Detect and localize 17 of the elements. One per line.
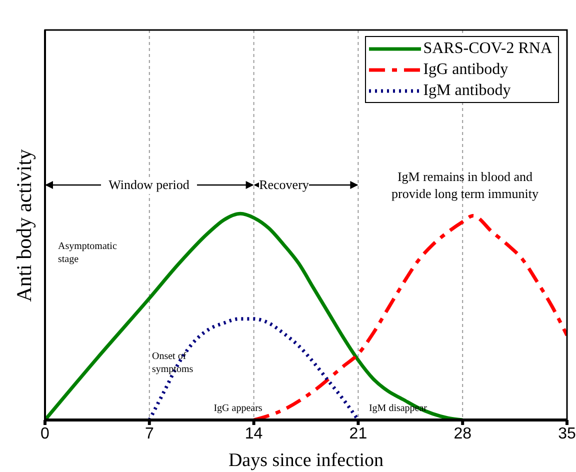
legend-label: IgG antibody (423, 60, 508, 80)
x-axis-title: Days since infection (227, 450, 385, 472)
annotation: IgG appears (212, 402, 264, 415)
x-tick-label: 7 (144, 425, 154, 442)
text: Window period (101, 177, 197, 194)
x-tick-label: 35 (558, 425, 576, 442)
x-tick-label: 14 (244, 425, 263, 442)
legend-label: IgM antibody (423, 81, 511, 101)
legend-label: SARS-COV-2 RNA (423, 39, 552, 59)
y-axis-title: Anti body activity (12, 148, 36, 302)
text: Recovery (259, 177, 309, 194)
x-tick-label: 0 (40, 425, 50, 442)
text: IgM remains in blood and provide long term immunity (390, 169, 540, 203)
x-tick-label: 21 (349, 425, 368, 442)
annotation: Asymptomatic stage (58, 240, 118, 266)
x-tick-label: 28 (454, 425, 472, 442)
annotation: Onset of symptoms (152, 350, 194, 376)
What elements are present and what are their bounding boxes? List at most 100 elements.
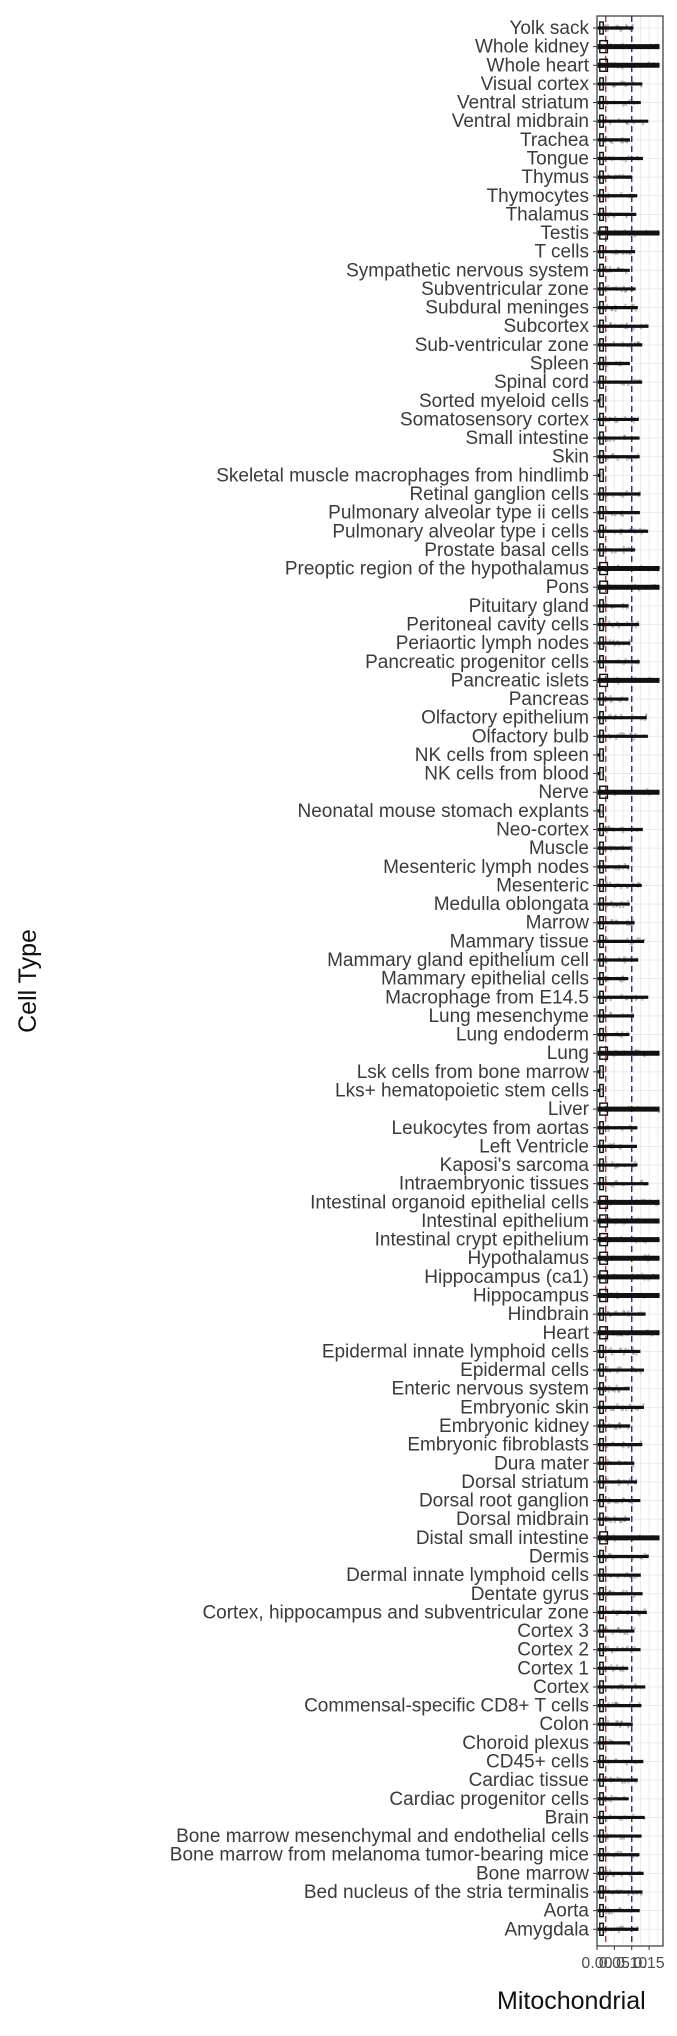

--------------------------------

Exercise brief → Copy out all the data exactly. The images should not appear in the copy.

Expected output →
Detect and localize 17 of the elements. One per line.
legend-label: IgG antibody (423, 60, 508, 80)
x-axis-title: Days since infection (227, 450, 385, 472)
annotation: IgG appears (212, 402, 264, 415)
x-tick-label: 7 (144, 425, 154, 442)
text: Window period (101, 177, 197, 194)
x-tick-label: 35 (558, 425, 576, 442)
x-tick-label: 14 (244, 425, 263, 442)
legend-label: IgM antibody (423, 81, 511, 101)
legend-label: SARS-COV-2 RNA (423, 39, 552, 59)
y-axis-title: Anti body activity (12, 148, 36, 302)
text: Recovery (259, 177, 309, 194)
x-tick-label: 0 (40, 425, 50, 442)
text: IgM remains in blood and provide long term immunity (390, 169, 540, 203)
x-tick-label: 21 (349, 425, 368, 442)
annotation: Asymptomatic stage (58, 240, 118, 266)
x-tick-label: 28 (454, 425, 472, 442)
annotation: Onset of symptoms (152, 350, 194, 376)
What elements are present and what are their bounding boxes? List at most 100 elements.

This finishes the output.